What to produce: Every line of the data that contains the string "pixel" must be copied.
(Input data Opens)
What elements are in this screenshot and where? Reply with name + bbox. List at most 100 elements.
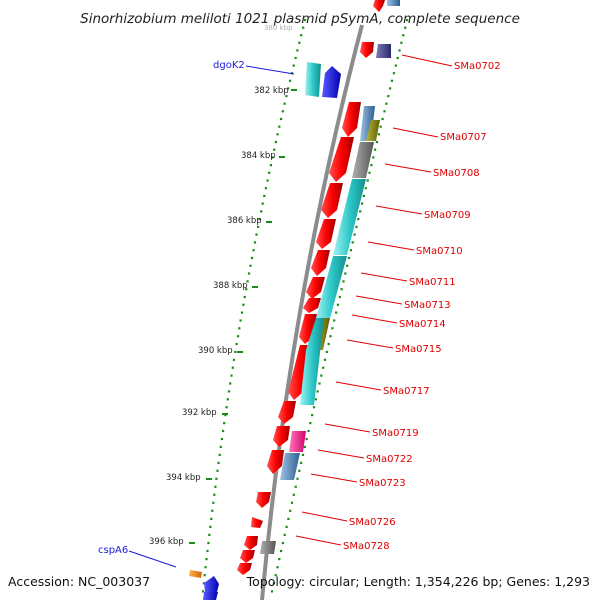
reverse-genes (189, 62, 341, 600)
gene-arrow[interactable] (303, 298, 321, 313)
scale-tick: 386 kbp (227, 216, 272, 226)
gene-label[interactable]: SMa0722 (317, 449, 413, 465)
gene-label[interactable]: SMa0723 (310, 473, 406, 489)
gene-arrow[interactable] (244, 536, 258, 550)
gene-label[interactable]: SMa0719 (324, 423, 419, 439)
gene-label-text: cspA6 (98, 545, 128, 556)
scale-dot (287, 87, 290, 90)
scale-dot (223, 422, 226, 425)
gene-arrow[interactable] (203, 592, 218, 600)
cog-block[interactable] (316, 256, 347, 318)
cog-block[interactable] (387, 0, 400, 6)
cog-block[interactable] (289, 431, 306, 452)
tick-label: 388 kbp (213, 281, 248, 291)
gene-label[interactable]: SMa0707 (392, 127, 487, 143)
scale-dot (323, 358, 327, 361)
gene-label[interactable]: dgoK2 (213, 60, 295, 75)
gene-arrow[interactable] (329, 137, 354, 182)
gene-arrow[interactable] (240, 550, 255, 563)
scale-dot (260, 210, 263, 213)
cog-block[interactable] (300, 318, 324, 405)
cog-block[interactable] (366, 120, 380, 141)
scale-dot (375, 140, 379, 144)
gene-label[interactable]: SMa0714 (351, 314, 446, 330)
scale-dot (344, 272, 347, 275)
scale-dot (204, 566, 207, 569)
scale-dot (236, 335, 240, 338)
gene-label-text: SMa0710 (416, 246, 463, 257)
scale-dot (398, 49, 401, 52)
scale-dot (377, 133, 380, 136)
scale-dot (316, 390, 319, 393)
gene-arrow[interactable] (204, 576, 219, 592)
scale-dot (239, 319, 242, 322)
scale-dot (381, 117, 384, 121)
scale-dot (214, 485, 217, 488)
scale-tick: 390 kbp (198, 346, 243, 356)
gene-label[interactable]: SMa0711 (360, 272, 456, 288)
gene-arrow[interactable] (316, 219, 336, 249)
gene-label-text: dgoK2 (213, 60, 245, 71)
cog-block[interactable] (333, 179, 366, 255)
scale-dot (215, 477, 218, 480)
cog-block[interactable] (260, 541, 276, 554)
gene-arrow[interactable] (278, 401, 296, 424)
gene-arrow[interactable] (267, 450, 284, 474)
gene-label[interactable]: SMa0702 (401, 54, 501, 72)
gene-label[interactable]: SMa0708 (384, 163, 480, 179)
cog-block[interactable] (352, 142, 374, 178)
gene-label[interactable]: SMa0709 (375, 205, 471, 221)
scale-dot (298, 41, 301, 44)
scale-dot (294, 485, 297, 488)
scale-dot (364, 187, 367, 190)
gene-label[interactable]: SMa0728 (295, 535, 390, 552)
scale-dot (296, 477, 299, 480)
scale-dot (225, 406, 228, 409)
scale-dot (320, 374, 323, 377)
scale-dot (222, 429, 225, 433)
gene-arrow[interactable] (311, 250, 330, 276)
scale-dot (253, 241, 257, 244)
gene-label[interactable]: SMa0713 (355, 295, 451, 311)
gene-arrow[interactable] (321, 183, 343, 218)
gene-arrow[interactable] (360, 42, 374, 58)
gene-arrow[interactable] (256, 492, 271, 508)
tick-label: 396 kbp (149, 537, 184, 547)
scale-dot (368, 171, 371, 174)
cog-block[interactable] (376, 44, 391, 58)
scale-tick: 382 kbp (254, 86, 297, 96)
gene-arrow[interactable] (237, 563, 252, 575)
gene-arrow[interactable] (305, 62, 321, 97)
gene-label-text: SMa0702 (454, 61, 501, 72)
gene-label[interactable]: SMa0715 (346, 339, 442, 355)
gene-arrow[interactable] (322, 66, 341, 98)
gene-arrow[interactable] (373, 0, 385, 12)
gene-arrow[interactable] (306, 277, 325, 299)
scale-dot (307, 429, 310, 433)
gene-label-text: SMa0719 (372, 428, 419, 439)
gene-label[interactable]: SMa0717 (335, 381, 430, 397)
scale-dot (243, 295, 246, 299)
gene-label[interactable]: SMa0726 (301, 511, 396, 528)
scale-dot (218, 453, 221, 456)
gene-arrow[interactable] (251, 517, 263, 528)
gene-label[interactable]: cspA6 (98, 545, 177, 568)
scale-dot (217, 461, 220, 464)
scale-dot (245, 288, 248, 291)
gene-arrow[interactable] (342, 102, 361, 137)
gene-label-text: SMa0717 (383, 386, 430, 397)
scale-dot (338, 295, 341, 299)
scale-tick: 392 kbp (182, 408, 228, 418)
gene-label-text: SMa0728 (343, 541, 390, 552)
scale-dot (296, 49, 299, 52)
cog-block[interactable] (280, 453, 300, 480)
scale-dot (229, 382, 232, 385)
scale-dot (278, 125, 281, 128)
scale-dot (235, 342, 238, 346)
scale-dot (276, 566, 279, 569)
gene-label-text: SMa0713 (404, 300, 451, 311)
gene-label[interactable]: SMa0710 (367, 241, 463, 257)
scale-dot (355, 225, 358, 228)
gene-arrow[interactable] (273, 426, 290, 447)
gene-arrow[interactable] (189, 570, 202, 578)
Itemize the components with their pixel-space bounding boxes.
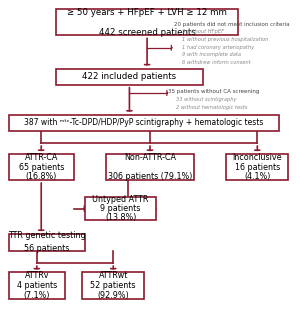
FancyBboxPatch shape	[9, 272, 65, 299]
Text: 2 without hematologic tests: 2 without hematologic tests	[176, 105, 248, 110]
Text: 52 patients: 52 patients	[91, 281, 136, 290]
Text: TTR genetic testing: TTR genetic testing	[8, 231, 86, 241]
Text: ATTRv: ATTRv	[25, 271, 49, 280]
FancyBboxPatch shape	[56, 69, 203, 85]
Text: 4 patients: 4 patients	[17, 281, 57, 290]
Text: 306 patients (79.1%): 306 patients (79.1%)	[108, 172, 192, 181]
Text: Untyped ATTR: Untyped ATTR	[92, 195, 149, 204]
Text: 65 patients: 65 patients	[19, 163, 64, 171]
Text: 6 withdrew inform consent: 6 withdrew inform consent	[182, 60, 251, 65]
Text: 442 screened patients: 442 screened patients	[99, 28, 196, 37]
Text: (16.8%): (16.8%)	[26, 172, 57, 181]
Text: 9 patients: 9 patients	[100, 204, 141, 213]
FancyBboxPatch shape	[85, 197, 156, 220]
FancyBboxPatch shape	[226, 154, 288, 180]
Text: 56 patients: 56 patients	[24, 244, 70, 253]
Text: 422 included patients: 422 included patients	[82, 72, 176, 81]
Text: 20 patients did not meet inclusion criteria: 20 patients did not meet inclusion crite…	[173, 22, 289, 27]
Text: 387 with ᵐᵗᶜ-Tc-DPD/HDP/PyP scintigraphy + hematologic tests: 387 with ᵐᵗᶜ-Tc-DPD/HDP/PyP scintigraphy…	[24, 118, 264, 127]
Text: 35 patients without CA screening: 35 patients without CA screening	[168, 89, 259, 94]
Text: Inconclusive: Inconclusive	[232, 153, 282, 162]
Text: (13.8%): (13.8%)	[105, 213, 136, 222]
Text: 3 without HFpEF: 3 without HFpEF	[182, 29, 224, 34]
Text: Non-ATTR-CA: Non-ATTR-CA	[124, 153, 176, 162]
Text: 1 without previous hospitalization: 1 without previous hospitalization	[182, 37, 269, 42]
Text: 16 patients: 16 patients	[235, 163, 280, 171]
Text: (7.1%): (7.1%)	[24, 291, 50, 300]
FancyBboxPatch shape	[82, 272, 144, 299]
Text: 1 had coronary arteriopathy: 1 had coronary arteriopathy	[182, 45, 254, 50]
FancyBboxPatch shape	[9, 234, 85, 251]
Text: ATTRwt: ATTRwt	[99, 271, 128, 280]
Text: ≥ 50 years + HFpEF + LVH ≥ 12 mm: ≥ 50 years + HFpEF + LVH ≥ 12 mm	[67, 8, 227, 17]
FancyBboxPatch shape	[106, 154, 194, 180]
Text: ATTR-CA: ATTR-CA	[25, 153, 58, 162]
Text: (92.9%): (92.9%)	[98, 291, 129, 300]
Text: 33 without scintigraphy: 33 without scintigraphy	[176, 97, 237, 102]
FancyBboxPatch shape	[56, 9, 238, 35]
Text: 9 with incomplete data: 9 with incomplete data	[182, 52, 241, 57]
FancyBboxPatch shape	[9, 154, 74, 180]
Text: (4.1%): (4.1%)	[244, 172, 271, 181]
FancyBboxPatch shape	[9, 115, 279, 131]
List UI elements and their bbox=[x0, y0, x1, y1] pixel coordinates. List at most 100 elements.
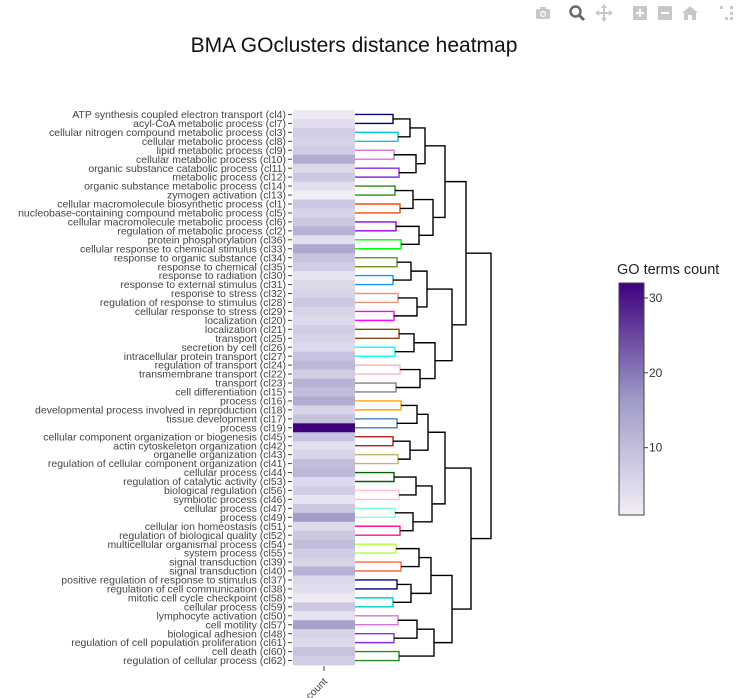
(Input data Closes)
Solution for this exercise:
Itemize the components with their pixel-space bounding boxes.
List UI elements and their bbox=[x0, y0, x1, y1] pixel coordinates. List at most 100 elements.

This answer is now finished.